### BRIEF
Take every line where the string "näyttää" appears and copy it.

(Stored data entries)
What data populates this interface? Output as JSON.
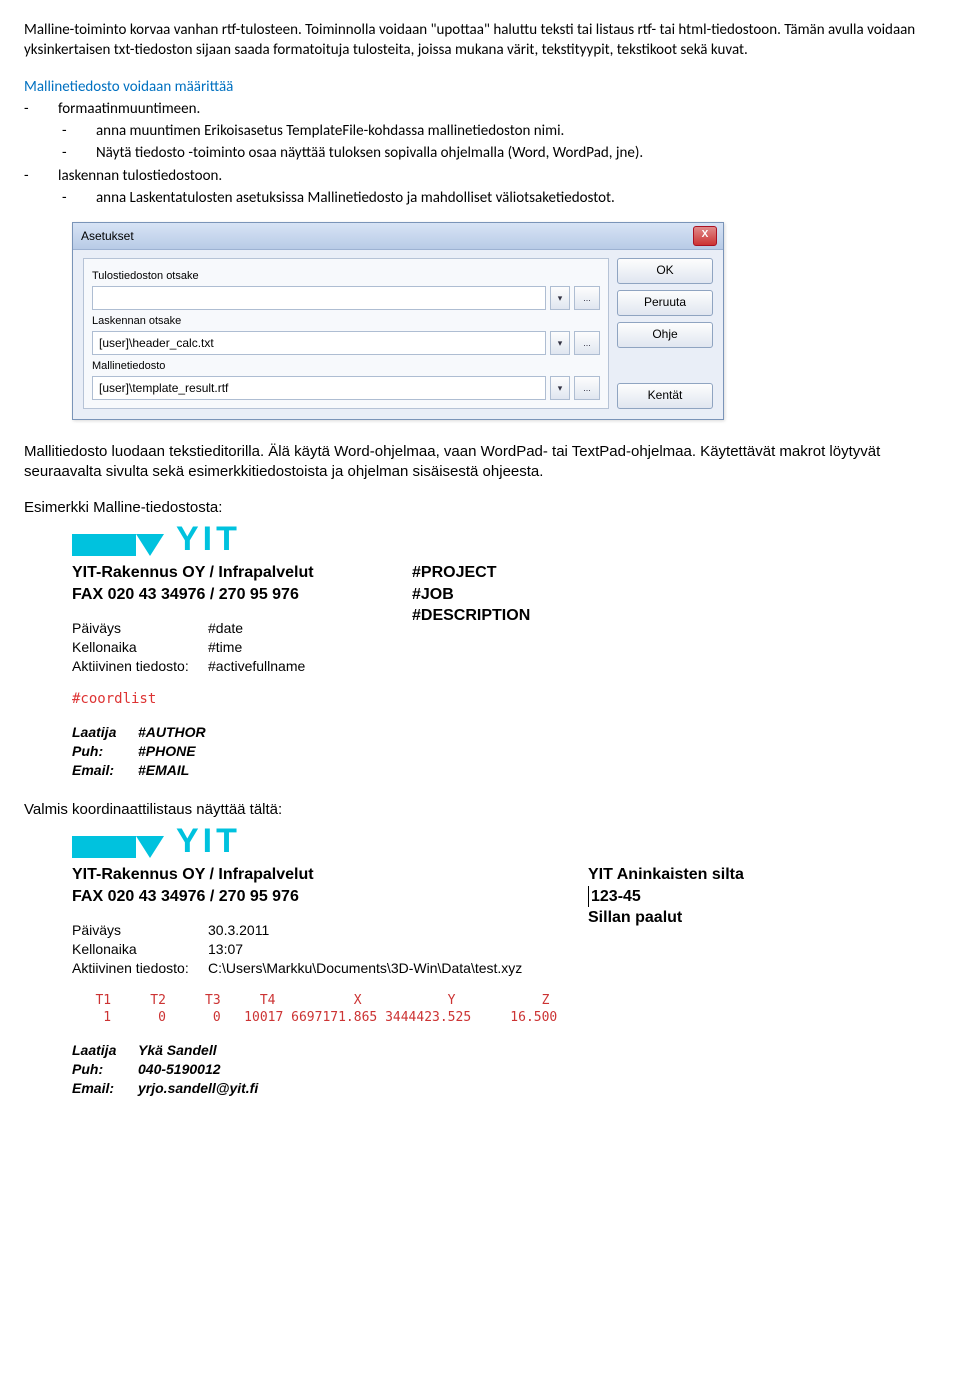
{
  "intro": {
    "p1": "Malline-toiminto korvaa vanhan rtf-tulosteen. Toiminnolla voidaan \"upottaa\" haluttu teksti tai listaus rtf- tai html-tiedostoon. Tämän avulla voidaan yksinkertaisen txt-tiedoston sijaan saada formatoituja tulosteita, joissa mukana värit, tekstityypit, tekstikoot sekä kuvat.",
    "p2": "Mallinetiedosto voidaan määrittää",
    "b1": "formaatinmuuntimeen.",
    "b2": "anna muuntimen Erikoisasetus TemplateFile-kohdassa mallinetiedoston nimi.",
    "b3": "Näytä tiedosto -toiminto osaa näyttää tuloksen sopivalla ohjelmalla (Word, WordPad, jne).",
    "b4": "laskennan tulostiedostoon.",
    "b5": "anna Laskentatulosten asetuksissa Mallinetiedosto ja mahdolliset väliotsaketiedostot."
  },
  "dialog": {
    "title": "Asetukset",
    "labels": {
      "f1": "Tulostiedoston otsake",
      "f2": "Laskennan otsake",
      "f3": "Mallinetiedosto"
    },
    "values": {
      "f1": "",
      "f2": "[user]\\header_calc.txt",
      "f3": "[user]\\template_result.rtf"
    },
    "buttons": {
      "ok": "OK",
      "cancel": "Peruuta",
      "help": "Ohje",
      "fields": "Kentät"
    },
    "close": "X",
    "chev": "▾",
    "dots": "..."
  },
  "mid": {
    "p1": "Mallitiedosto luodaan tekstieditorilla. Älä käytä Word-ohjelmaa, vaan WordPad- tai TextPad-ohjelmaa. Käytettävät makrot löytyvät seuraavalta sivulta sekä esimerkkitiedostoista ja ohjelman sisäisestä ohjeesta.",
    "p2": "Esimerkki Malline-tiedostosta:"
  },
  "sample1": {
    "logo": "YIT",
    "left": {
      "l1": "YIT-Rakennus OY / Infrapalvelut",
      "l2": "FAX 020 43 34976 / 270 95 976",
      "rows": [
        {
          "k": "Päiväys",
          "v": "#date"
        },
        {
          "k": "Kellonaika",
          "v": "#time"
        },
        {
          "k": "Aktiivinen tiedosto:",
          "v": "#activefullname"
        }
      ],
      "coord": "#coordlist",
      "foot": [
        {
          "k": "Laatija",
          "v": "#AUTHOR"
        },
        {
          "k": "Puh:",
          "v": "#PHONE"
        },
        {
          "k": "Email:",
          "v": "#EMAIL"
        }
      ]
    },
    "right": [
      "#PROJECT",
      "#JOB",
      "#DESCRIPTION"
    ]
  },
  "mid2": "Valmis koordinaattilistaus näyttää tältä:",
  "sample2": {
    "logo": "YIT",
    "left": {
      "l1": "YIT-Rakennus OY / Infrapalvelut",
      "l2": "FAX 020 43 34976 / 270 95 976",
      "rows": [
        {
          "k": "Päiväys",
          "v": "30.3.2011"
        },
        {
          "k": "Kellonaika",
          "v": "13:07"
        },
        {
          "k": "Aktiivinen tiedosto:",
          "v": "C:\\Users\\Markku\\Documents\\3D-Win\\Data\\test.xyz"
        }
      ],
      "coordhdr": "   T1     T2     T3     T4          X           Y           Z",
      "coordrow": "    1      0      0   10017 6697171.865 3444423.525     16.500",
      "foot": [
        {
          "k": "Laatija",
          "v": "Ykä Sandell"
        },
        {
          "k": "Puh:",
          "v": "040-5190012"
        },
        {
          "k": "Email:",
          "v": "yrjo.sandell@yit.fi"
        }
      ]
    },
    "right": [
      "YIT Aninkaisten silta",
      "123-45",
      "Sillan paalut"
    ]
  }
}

--

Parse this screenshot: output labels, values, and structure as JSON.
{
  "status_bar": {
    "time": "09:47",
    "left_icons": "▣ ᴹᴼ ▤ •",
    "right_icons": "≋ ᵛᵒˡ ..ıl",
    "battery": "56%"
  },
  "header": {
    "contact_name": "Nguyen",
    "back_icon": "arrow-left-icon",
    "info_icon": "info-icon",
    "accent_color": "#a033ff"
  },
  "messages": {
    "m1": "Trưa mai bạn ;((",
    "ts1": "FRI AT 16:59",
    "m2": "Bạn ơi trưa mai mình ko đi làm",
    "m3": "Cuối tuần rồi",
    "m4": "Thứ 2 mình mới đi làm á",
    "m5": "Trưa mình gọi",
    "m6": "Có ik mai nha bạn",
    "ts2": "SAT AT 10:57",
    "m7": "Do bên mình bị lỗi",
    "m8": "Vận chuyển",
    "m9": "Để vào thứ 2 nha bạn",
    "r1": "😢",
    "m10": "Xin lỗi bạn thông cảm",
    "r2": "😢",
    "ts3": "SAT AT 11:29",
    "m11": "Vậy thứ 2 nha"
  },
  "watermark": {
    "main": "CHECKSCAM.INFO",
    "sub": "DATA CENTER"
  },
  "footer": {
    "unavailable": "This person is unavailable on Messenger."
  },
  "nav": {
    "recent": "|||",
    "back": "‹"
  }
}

==

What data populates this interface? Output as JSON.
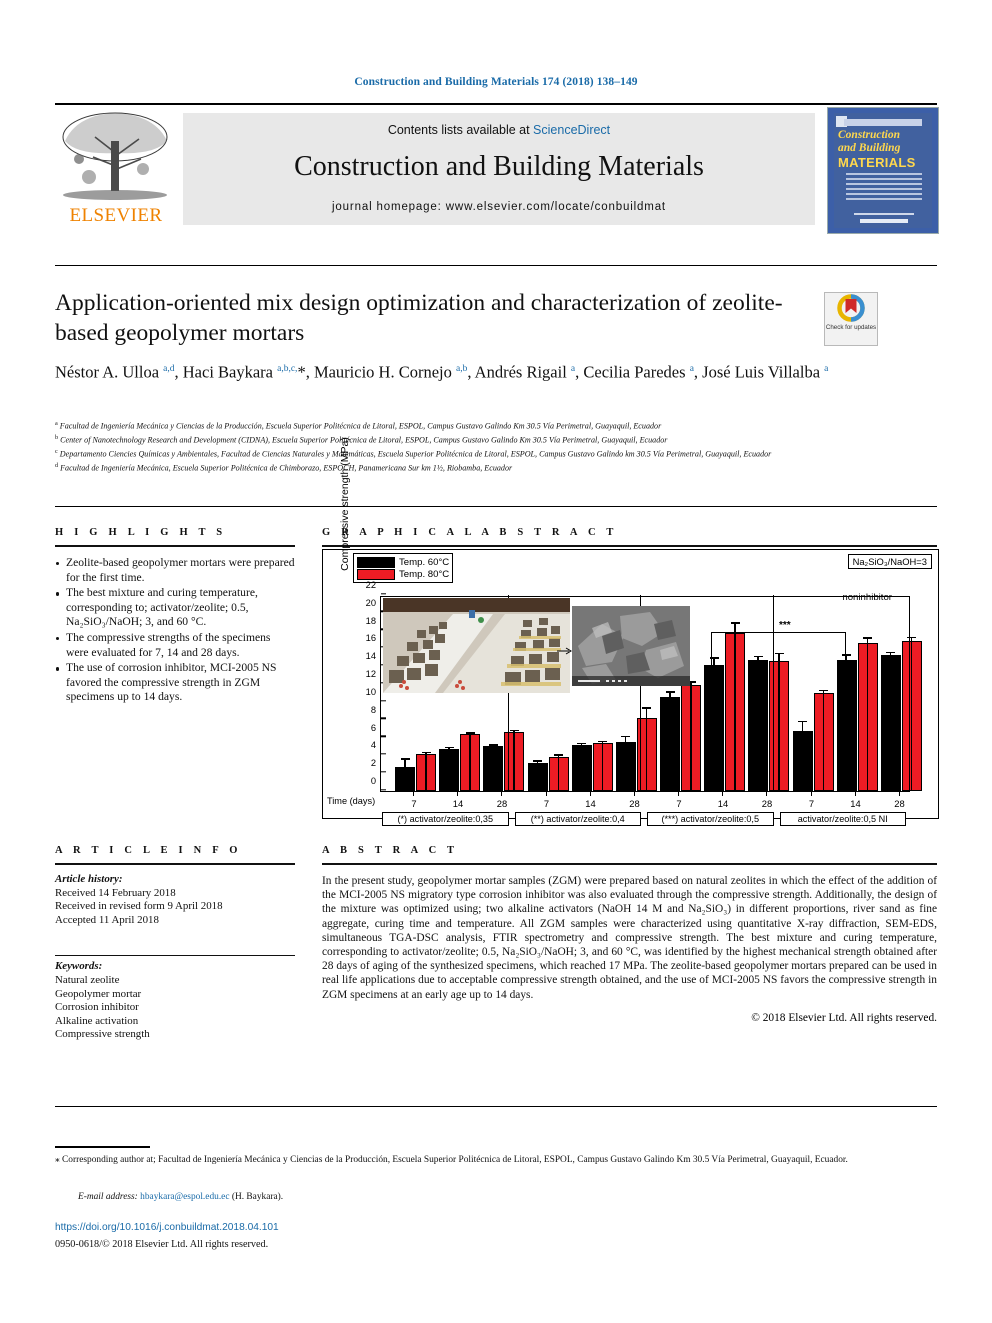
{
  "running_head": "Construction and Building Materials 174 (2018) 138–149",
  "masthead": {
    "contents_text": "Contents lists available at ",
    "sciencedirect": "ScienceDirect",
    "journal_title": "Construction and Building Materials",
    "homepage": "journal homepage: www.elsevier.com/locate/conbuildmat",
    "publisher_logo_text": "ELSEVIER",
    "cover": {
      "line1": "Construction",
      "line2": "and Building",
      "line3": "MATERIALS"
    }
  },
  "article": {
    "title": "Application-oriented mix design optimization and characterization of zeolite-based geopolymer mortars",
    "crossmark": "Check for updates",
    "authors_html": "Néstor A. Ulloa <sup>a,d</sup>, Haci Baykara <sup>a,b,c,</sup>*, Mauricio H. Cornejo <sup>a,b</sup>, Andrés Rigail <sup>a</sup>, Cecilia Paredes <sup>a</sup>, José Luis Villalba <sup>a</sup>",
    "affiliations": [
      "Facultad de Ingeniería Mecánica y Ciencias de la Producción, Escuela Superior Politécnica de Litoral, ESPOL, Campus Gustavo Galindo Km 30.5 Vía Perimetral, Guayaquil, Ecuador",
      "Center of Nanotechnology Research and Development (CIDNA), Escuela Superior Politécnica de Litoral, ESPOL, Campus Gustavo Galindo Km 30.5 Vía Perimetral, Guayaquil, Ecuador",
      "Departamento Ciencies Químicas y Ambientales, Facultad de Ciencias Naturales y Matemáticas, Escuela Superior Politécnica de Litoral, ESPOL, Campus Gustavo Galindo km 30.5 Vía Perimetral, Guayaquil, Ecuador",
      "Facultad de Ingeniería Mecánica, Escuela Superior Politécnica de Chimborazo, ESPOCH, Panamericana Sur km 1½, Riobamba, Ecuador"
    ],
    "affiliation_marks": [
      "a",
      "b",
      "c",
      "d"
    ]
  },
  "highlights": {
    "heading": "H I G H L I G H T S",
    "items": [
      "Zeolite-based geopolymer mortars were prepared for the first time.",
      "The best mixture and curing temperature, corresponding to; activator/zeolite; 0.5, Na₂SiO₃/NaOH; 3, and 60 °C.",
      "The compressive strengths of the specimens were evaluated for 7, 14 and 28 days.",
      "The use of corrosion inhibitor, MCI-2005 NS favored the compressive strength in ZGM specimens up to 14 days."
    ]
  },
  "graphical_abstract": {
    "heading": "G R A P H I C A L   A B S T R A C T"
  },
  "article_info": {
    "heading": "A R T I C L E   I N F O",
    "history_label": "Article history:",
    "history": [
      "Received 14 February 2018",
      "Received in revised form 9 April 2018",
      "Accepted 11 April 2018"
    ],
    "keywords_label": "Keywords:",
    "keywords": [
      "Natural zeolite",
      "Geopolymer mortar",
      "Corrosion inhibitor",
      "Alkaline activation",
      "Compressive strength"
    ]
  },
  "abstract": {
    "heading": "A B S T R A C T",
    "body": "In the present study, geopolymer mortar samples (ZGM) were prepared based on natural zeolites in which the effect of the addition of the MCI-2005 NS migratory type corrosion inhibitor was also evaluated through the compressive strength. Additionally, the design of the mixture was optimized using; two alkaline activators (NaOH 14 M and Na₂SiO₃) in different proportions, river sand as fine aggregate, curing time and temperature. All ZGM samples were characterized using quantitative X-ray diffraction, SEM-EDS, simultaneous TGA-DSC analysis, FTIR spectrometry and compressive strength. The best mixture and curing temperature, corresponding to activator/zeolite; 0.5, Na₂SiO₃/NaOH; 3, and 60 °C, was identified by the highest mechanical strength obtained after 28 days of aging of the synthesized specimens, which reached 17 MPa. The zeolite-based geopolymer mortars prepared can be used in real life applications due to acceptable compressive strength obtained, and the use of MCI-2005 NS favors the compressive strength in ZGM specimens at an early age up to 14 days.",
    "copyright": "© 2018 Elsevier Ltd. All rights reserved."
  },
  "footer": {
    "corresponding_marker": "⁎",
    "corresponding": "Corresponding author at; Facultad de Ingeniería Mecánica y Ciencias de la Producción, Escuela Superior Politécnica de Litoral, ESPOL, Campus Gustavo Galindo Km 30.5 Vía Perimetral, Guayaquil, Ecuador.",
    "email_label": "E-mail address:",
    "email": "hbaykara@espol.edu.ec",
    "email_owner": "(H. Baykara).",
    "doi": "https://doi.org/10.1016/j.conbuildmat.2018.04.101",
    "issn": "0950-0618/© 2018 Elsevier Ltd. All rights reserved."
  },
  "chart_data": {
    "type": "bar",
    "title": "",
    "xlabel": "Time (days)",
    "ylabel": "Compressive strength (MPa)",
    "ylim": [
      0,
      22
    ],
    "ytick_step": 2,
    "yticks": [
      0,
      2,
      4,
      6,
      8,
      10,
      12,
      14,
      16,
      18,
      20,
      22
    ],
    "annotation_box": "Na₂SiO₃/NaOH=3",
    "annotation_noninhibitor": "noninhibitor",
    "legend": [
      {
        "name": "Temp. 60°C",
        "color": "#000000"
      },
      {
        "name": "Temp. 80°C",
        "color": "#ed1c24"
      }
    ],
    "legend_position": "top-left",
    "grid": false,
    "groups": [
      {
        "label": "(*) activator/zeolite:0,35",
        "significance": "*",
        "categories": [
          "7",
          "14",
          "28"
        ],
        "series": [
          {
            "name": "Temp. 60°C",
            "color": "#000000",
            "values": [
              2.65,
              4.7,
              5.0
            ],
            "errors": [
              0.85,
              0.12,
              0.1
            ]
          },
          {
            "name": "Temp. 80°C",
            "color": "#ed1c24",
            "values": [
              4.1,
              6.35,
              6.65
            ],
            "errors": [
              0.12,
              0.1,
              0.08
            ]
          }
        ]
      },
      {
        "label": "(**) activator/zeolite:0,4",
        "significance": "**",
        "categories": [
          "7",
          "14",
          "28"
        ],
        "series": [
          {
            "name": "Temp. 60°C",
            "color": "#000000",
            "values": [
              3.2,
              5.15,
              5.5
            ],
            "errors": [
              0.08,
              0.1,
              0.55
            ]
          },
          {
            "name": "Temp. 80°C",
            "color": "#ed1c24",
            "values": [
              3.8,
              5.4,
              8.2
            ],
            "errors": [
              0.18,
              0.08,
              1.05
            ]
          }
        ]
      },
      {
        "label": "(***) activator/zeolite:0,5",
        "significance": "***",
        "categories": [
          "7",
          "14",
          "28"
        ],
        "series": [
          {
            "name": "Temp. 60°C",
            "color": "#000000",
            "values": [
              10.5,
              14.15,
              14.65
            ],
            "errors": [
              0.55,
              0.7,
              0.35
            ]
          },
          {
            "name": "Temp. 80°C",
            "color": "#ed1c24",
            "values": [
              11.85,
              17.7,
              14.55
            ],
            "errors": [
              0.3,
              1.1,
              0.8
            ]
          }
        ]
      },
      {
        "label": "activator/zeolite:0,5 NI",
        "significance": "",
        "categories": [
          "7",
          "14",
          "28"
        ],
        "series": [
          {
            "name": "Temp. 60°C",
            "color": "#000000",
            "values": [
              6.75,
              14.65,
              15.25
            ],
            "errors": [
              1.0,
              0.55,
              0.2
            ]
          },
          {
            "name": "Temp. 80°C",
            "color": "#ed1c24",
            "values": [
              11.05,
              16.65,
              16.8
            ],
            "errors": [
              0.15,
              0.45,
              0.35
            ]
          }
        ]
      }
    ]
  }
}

### WRITTEN REPLY
    "b3": "Näytä tiedosto -toiminto osaa näyttää tuloksen sopivalla ohjelmalla (Word, WordPad, jne).",
  "mid2": "Valmis koordinaattilistaus näyttää tältä:",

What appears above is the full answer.